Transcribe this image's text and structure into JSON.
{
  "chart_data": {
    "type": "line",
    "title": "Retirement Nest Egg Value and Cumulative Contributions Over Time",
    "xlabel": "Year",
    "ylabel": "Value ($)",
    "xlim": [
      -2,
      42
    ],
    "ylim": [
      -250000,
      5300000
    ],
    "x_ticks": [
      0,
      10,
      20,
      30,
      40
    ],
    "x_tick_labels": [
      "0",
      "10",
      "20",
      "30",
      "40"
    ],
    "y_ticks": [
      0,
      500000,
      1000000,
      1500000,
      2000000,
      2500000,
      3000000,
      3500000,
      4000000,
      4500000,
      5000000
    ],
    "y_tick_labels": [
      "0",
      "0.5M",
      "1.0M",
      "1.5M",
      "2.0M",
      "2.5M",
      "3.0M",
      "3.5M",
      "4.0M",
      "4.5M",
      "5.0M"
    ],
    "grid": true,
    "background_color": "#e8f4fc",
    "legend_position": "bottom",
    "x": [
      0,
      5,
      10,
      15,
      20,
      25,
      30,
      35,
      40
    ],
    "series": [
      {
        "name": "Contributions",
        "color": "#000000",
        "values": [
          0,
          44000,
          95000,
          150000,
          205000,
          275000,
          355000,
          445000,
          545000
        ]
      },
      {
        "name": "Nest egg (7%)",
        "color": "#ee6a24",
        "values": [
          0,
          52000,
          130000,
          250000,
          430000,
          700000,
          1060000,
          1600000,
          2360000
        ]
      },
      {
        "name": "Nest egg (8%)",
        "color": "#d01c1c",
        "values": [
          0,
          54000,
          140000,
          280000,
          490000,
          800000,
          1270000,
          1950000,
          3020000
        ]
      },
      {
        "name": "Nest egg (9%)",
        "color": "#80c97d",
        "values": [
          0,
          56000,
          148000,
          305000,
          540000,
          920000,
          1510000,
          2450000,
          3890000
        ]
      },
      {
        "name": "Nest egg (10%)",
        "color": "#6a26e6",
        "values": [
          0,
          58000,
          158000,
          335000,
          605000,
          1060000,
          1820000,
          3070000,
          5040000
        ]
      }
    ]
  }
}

§ REQUIRED WORK:
All lines of the data above that include the word "Nest" must be shown.

§ THE RESULT:
    "title": "Retirement Nest Egg Value and Cumulative Contributions Over Time",
        "name": "Nest egg (7%)",
        "name": "Nest egg (8%)",
        "name": "Nest egg (9%)",
        "name": "Nest egg (10%)",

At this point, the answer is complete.